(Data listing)
===

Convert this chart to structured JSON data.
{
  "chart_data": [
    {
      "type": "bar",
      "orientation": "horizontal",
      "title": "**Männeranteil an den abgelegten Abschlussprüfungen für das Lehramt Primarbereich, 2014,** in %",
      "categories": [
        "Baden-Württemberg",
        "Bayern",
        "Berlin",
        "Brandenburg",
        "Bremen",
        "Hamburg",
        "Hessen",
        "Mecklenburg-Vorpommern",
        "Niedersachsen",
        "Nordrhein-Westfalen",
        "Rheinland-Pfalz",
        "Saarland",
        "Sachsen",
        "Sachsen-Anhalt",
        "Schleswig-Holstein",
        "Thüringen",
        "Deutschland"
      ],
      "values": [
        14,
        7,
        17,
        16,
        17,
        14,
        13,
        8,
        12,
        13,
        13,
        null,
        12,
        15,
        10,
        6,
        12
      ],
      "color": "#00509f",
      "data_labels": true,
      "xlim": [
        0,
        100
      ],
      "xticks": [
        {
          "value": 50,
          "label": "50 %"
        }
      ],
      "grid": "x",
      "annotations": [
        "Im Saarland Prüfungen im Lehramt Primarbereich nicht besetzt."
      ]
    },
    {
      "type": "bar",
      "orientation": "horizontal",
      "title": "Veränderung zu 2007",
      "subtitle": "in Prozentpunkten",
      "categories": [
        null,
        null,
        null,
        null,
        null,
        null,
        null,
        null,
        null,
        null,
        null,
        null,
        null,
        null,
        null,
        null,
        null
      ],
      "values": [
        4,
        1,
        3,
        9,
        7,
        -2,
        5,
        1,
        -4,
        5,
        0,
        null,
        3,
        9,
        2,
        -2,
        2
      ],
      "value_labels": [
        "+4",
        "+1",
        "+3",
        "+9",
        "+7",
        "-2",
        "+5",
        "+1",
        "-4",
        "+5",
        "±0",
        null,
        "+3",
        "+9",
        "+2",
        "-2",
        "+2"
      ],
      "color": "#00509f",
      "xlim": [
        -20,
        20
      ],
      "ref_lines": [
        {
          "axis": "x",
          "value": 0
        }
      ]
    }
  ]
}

===

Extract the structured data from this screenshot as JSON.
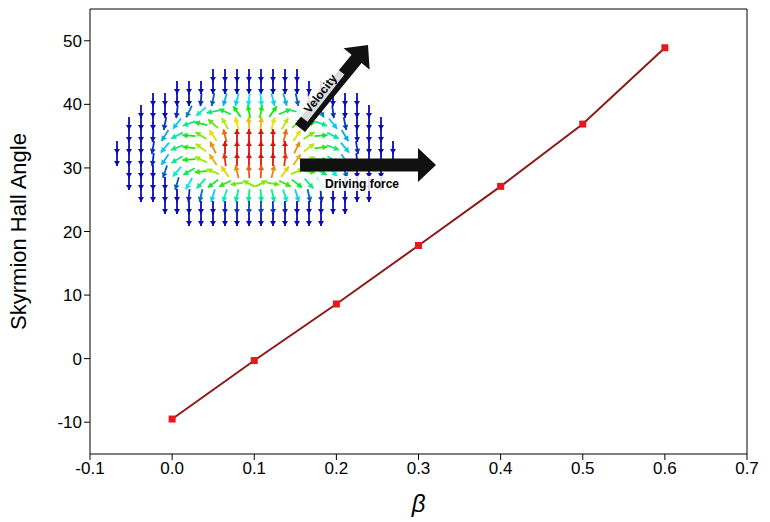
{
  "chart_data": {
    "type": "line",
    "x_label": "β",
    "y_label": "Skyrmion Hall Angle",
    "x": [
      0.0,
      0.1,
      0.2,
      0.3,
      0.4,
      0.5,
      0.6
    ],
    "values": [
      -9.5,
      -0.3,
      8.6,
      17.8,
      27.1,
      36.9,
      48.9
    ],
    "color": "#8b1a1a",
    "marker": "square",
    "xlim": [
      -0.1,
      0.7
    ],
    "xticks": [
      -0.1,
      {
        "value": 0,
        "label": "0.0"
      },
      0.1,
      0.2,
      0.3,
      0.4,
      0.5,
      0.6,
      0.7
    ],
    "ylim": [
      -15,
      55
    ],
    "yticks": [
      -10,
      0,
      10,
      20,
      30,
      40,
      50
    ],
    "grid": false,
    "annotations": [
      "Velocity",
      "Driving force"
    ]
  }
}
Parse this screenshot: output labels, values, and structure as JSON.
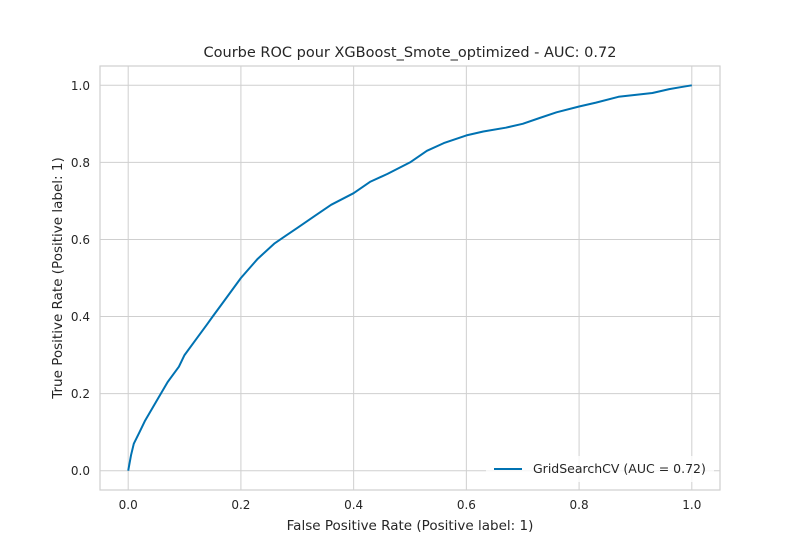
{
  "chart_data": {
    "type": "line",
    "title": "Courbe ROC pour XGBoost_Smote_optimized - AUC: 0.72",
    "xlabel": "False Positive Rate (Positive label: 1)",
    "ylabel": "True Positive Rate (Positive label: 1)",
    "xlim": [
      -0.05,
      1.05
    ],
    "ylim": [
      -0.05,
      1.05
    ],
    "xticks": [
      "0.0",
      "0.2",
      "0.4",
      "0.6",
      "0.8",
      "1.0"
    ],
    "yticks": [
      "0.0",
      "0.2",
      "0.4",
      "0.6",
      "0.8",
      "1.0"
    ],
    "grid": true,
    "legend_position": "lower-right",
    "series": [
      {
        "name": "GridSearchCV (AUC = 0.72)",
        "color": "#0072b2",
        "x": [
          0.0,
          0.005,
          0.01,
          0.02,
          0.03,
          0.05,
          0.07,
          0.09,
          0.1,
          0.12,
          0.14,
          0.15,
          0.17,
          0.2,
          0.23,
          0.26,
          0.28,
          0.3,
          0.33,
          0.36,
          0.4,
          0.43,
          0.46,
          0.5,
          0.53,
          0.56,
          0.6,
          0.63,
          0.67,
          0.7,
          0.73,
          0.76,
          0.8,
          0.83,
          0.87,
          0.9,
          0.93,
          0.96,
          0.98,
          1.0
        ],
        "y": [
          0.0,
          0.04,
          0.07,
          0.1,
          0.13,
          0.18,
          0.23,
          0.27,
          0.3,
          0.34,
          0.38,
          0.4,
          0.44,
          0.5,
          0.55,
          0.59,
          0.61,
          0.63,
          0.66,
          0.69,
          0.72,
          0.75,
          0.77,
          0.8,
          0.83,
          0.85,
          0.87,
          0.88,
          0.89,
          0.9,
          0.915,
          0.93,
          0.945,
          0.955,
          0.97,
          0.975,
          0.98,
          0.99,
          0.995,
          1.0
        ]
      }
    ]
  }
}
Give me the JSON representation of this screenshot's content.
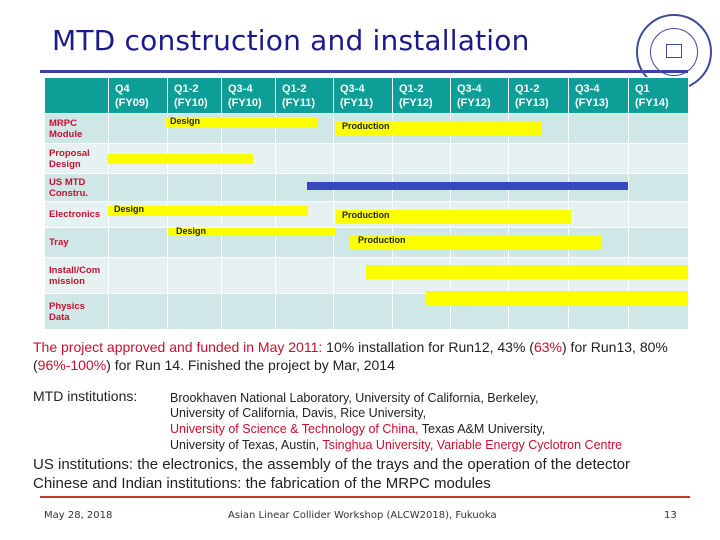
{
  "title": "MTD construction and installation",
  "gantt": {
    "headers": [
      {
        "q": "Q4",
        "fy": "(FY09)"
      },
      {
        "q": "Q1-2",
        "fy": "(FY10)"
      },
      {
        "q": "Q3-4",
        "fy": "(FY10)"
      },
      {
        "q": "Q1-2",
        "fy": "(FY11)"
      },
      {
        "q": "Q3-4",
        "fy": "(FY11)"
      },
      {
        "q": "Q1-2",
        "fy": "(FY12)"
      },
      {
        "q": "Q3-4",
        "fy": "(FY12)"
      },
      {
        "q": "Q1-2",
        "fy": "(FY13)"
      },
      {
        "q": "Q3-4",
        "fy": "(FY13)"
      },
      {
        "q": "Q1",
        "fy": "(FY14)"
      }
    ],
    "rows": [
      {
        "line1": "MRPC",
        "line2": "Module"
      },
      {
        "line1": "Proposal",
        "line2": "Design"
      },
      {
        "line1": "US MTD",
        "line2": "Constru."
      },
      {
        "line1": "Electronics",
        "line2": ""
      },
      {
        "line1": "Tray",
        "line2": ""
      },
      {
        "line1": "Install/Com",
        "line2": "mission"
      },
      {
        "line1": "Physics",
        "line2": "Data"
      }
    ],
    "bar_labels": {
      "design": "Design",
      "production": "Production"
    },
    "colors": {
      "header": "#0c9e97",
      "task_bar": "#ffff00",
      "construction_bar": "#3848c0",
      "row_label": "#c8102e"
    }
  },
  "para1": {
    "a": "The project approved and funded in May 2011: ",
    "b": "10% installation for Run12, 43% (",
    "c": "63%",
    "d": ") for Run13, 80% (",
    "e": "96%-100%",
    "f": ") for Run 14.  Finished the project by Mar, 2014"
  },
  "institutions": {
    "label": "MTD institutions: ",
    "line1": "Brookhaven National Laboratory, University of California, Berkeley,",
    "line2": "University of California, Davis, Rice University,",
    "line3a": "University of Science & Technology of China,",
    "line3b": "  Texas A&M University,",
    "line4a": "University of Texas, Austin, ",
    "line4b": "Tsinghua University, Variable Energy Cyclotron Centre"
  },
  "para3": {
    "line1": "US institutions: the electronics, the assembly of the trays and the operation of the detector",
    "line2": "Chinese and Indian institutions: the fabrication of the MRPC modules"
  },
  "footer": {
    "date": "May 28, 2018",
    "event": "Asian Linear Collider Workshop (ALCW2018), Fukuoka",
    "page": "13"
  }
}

===

## Problem to solve
Read the entries and pick out all lines that include the word "Texas".

## Solution to this exercise
    "line3b": "  Texas A&M University,",
    "line4a": "University of Texas, Austin, ",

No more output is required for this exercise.